** REQUIRED WORK **
Repeat every entry word for word, but leave the images out of your copy.

[Begin MATERIAL]

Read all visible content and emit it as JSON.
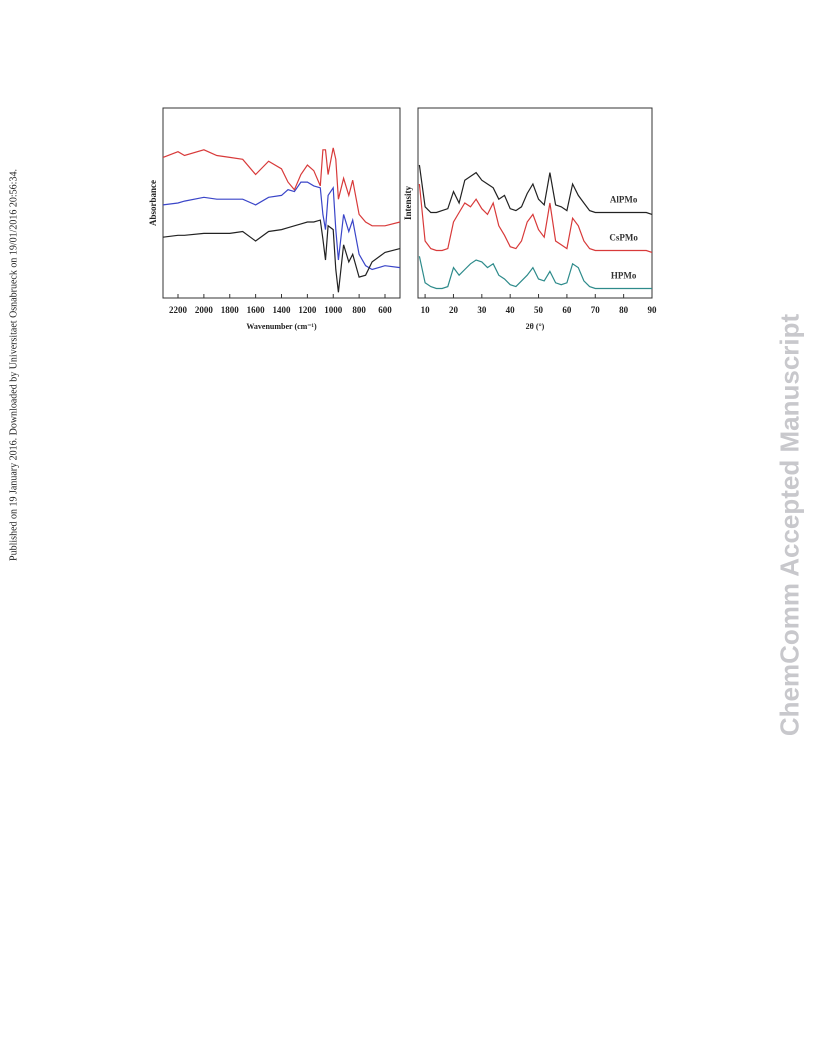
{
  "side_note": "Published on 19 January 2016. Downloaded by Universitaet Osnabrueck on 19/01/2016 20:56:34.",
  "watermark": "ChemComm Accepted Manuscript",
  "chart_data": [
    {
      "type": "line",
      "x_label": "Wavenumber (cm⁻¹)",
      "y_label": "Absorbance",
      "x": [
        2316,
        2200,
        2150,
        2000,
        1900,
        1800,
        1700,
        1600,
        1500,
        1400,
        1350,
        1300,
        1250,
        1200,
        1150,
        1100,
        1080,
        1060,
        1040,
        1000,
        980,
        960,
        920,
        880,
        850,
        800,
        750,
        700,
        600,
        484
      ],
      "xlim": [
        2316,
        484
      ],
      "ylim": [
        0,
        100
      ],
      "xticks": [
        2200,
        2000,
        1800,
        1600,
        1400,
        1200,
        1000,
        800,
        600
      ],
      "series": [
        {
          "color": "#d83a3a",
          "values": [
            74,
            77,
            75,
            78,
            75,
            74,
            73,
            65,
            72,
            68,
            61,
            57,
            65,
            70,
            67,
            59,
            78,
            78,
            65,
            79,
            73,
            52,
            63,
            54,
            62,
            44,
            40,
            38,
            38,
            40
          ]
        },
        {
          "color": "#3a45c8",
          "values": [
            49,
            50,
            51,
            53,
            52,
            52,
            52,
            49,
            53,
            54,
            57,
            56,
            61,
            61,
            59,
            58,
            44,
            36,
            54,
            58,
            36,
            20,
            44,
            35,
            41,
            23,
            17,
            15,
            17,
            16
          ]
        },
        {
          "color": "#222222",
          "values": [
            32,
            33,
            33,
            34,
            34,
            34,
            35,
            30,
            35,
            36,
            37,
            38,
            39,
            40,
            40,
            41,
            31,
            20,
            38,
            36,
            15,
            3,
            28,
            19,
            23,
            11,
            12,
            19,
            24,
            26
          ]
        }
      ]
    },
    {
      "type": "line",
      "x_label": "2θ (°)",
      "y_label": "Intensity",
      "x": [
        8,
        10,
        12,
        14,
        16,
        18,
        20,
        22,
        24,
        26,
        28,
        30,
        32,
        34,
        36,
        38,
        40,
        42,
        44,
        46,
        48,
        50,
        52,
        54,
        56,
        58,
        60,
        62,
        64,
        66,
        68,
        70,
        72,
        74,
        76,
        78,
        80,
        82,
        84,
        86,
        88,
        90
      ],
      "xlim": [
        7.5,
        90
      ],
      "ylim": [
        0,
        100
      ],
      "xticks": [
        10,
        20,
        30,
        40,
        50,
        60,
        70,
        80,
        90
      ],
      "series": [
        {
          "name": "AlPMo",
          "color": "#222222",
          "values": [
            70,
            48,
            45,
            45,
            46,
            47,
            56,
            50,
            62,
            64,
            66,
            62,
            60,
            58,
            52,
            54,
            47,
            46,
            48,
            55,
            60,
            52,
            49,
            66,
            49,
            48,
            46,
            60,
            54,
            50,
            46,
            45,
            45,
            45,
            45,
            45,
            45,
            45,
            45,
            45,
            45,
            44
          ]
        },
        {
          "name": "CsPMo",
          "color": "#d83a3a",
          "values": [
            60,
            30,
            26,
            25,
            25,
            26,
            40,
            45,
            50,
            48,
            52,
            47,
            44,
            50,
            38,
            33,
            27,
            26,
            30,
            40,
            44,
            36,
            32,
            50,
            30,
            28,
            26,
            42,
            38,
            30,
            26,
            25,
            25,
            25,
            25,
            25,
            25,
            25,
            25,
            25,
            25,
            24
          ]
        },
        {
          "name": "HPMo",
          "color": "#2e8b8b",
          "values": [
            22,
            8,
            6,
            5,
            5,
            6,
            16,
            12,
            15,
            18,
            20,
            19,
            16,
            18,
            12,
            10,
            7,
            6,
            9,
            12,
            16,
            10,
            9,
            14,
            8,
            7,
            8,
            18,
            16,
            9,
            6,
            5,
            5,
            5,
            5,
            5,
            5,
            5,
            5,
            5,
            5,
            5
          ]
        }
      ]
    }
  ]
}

[End MATERIAL]

** THE COMPLETED TASK **
Read all visible content and emit it as JSON.
{
  "side_note": "Published on 19 January 2016. Downloaded by Universitaet Osnabrueck on 19/01/2016 20:56:34.",
  "watermark": "ChemComm Accepted Manuscript",
  "chart_data": [
    {
      "type": "line",
      "x_label": "Wavenumber (cm⁻¹)",
      "y_label": "Absorbance",
      "x": [
        2316,
        2200,
        2150,
        2000,
        1900,
        1800,
        1700,
        1600,
        1500,
        1400,
        1350,
        1300,
        1250,
        1200,
        1150,
        1100,
        1080,
        1060,
        1040,
        1000,
        980,
        960,
        920,
        880,
        850,
        800,
        750,
        700,
        600,
        484
      ],
      "xlim": [
        2316,
        484
      ],
      "ylim": [
        0,
        100
      ],
      "xticks": [
        2200,
        2000,
        1800,
        1600,
        1400,
        1200,
        1000,
        800,
        600
      ],
      "series": [
        {
          "color": "#d83a3a",
          "values": [
            74,
            77,
            75,
            78,
            75,
            74,
            73,
            65,
            72,
            68,
            61,
            57,
            65,
            70,
            67,
            59,
            78,
            78,
            65,
            79,
            73,
            52,
            63,
            54,
            62,
            44,
            40,
            38,
            38,
            40
          ]
        },
        {
          "color": "#3a45c8",
          "values": [
            49,
            50,
            51,
            53,
            52,
            52,
            52,
            49,
            53,
            54,
            57,
            56,
            61,
            61,
            59,
            58,
            44,
            36,
            54,
            58,
            36,
            20,
            44,
            35,
            41,
            23,
            17,
            15,
            17,
            16
          ]
        },
        {
          "color": "#222222",
          "values": [
            32,
            33,
            33,
            34,
            34,
            34,
            35,
            30,
            35,
            36,
            37,
            38,
            39,
            40,
            40,
            41,
            31,
            20,
            38,
            36,
            15,
            3,
            28,
            19,
            23,
            11,
            12,
            19,
            24,
            26
          ]
        }
      ]
    },
    {
      "type": "line",
      "x_label": "2θ (°)",
      "y_label": "Intensity",
      "x": [
        8,
        10,
        12,
        14,
        16,
        18,
        20,
        22,
        24,
        26,
        28,
        30,
        32,
        34,
        36,
        38,
        40,
        42,
        44,
        46,
        48,
        50,
        52,
        54,
        56,
        58,
        60,
        62,
        64,
        66,
        68,
        70,
        72,
        74,
        76,
        78,
        80,
        82,
        84,
        86,
        88,
        90
      ],
      "xlim": [
        7.5,
        90
      ],
      "ylim": [
        0,
        100
      ],
      "xticks": [
        10,
        20,
        30,
        40,
        50,
        60,
        70,
        80,
        90
      ],
      "series": [
        {
          "name": "AlPMo",
          "color": "#222222",
          "values": [
            70,
            48,
            45,
            45,
            46,
            47,
            56,
            50,
            62,
            64,
            66,
            62,
            60,
            58,
            52,
            54,
            47,
            46,
            48,
            55,
            60,
            52,
            49,
            66,
            49,
            48,
            46,
            60,
            54,
            50,
            46,
            45,
            45,
            45,
            45,
            45,
            45,
            45,
            45,
            45,
            45,
            44
          ]
        },
        {
          "name": "CsPMo",
          "color": "#d83a3a",
          "values": [
            60,
            30,
            26,
            25,
            25,
            26,
            40,
            45,
            50,
            48,
            52,
            47,
            44,
            50,
            38,
            33,
            27,
            26,
            30,
            40,
            44,
            36,
            32,
            50,
            30,
            28,
            26,
            42,
            38,
            30,
            26,
            25,
            25,
            25,
            25,
            25,
            25,
            25,
            25,
            25,
            25,
            24
          ]
        },
        {
          "name": "HPMo",
          "color": "#2e8b8b",
          "values": [
            22,
            8,
            6,
            5,
            5,
            6,
            16,
            12,
            15,
            18,
            20,
            19,
            16,
            18,
            12,
            10,
            7,
            6,
            9,
            12,
            16,
            10,
            9,
            14,
            8,
            7,
            8,
            18,
            16,
            9,
            6,
            5,
            5,
            5,
            5,
            5,
            5,
            5,
            5,
            5,
            5,
            5
          ]
        }
      ]
    }
  ]
}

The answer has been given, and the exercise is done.